• PROBLEM DETAILS: Each record is to be printed again precisely as it reads.

[BEGIN TASK MATERIAL]

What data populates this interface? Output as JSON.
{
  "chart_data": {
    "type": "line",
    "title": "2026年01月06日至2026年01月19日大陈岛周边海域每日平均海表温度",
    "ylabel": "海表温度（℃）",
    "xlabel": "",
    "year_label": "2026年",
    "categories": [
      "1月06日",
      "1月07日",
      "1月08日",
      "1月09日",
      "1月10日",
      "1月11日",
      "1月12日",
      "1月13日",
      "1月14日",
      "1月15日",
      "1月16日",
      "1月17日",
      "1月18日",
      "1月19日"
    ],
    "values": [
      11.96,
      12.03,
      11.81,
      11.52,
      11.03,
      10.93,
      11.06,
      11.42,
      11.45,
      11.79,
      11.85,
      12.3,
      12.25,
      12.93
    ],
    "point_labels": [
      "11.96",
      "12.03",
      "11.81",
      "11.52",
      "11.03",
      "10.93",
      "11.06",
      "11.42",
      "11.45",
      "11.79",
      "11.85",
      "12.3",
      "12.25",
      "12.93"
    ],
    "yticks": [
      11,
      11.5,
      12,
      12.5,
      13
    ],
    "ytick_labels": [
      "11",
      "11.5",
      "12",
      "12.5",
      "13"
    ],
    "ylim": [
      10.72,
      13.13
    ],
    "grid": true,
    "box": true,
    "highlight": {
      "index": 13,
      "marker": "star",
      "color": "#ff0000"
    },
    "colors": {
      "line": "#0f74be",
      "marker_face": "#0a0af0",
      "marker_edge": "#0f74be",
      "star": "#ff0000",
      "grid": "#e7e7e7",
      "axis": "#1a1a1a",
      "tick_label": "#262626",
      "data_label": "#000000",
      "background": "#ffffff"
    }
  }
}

[END TASK MATERIAL]

• REPLY:
What data populates this interface? Output as JSON.
{
  "chart_data": {
    "type": "line",
    "title": "2026年01月06日至2026年01月19日大陈岛周边海域每日平均海表温度",
    "ylabel": "海表温度（℃）",
    "xlabel": "",
    "year_label": "2026年",
    "categories": [
      "1月06日",
      "1月07日",
      "1月08日",
      "1月09日",
      "1月10日",
      "1月11日",
      "1月12日",
      "1月13日",
      "1月14日",
      "1月15日",
      "1月16日",
      "1月17日",
      "1月18日",
      "1月19日"
    ],
    "values": [
      11.96,
      12.03,
      11.81,
      11.52,
      11.03,
      10.93,
      11.06,
      11.42,
      11.45,
      11.79,
      11.85,
      12.3,
      12.25,
      12.93
    ],
    "point_labels": [
      "11.96",
      "12.03",
      "11.81",
      "11.52",
      "11.03",
      "10.93",
      "11.06",
      "11.42",
      "11.45",
      "11.79",
      "11.85",
      "12.3",
      "12.25",
      "12.93"
    ],
    "yticks": [
      11,
      11.5,
      12,
      12.5,
      13
    ],
    "ytick_labels": [
      "11",
      "11.5",
      "12",
      "12.5",
      "13"
    ],
    "ylim": [
      10.72,
      13.13
    ],
    "grid": true,
    "box": true,
    "highlight": {
      "index": 13,
      "marker": "star",
      "color": "#ff0000"
    },
    "colors": {
      "line": "#0f74be",
      "marker_face": "#0a0af0",
      "marker_edge": "#0f74be",
      "star": "#ff0000",
      "grid": "#e7e7e7",
      "axis": "#1a1a1a",
      "tick_label": "#262626",
      "data_label": "#000000",
      "background": "#ffffff"
    }
  }
}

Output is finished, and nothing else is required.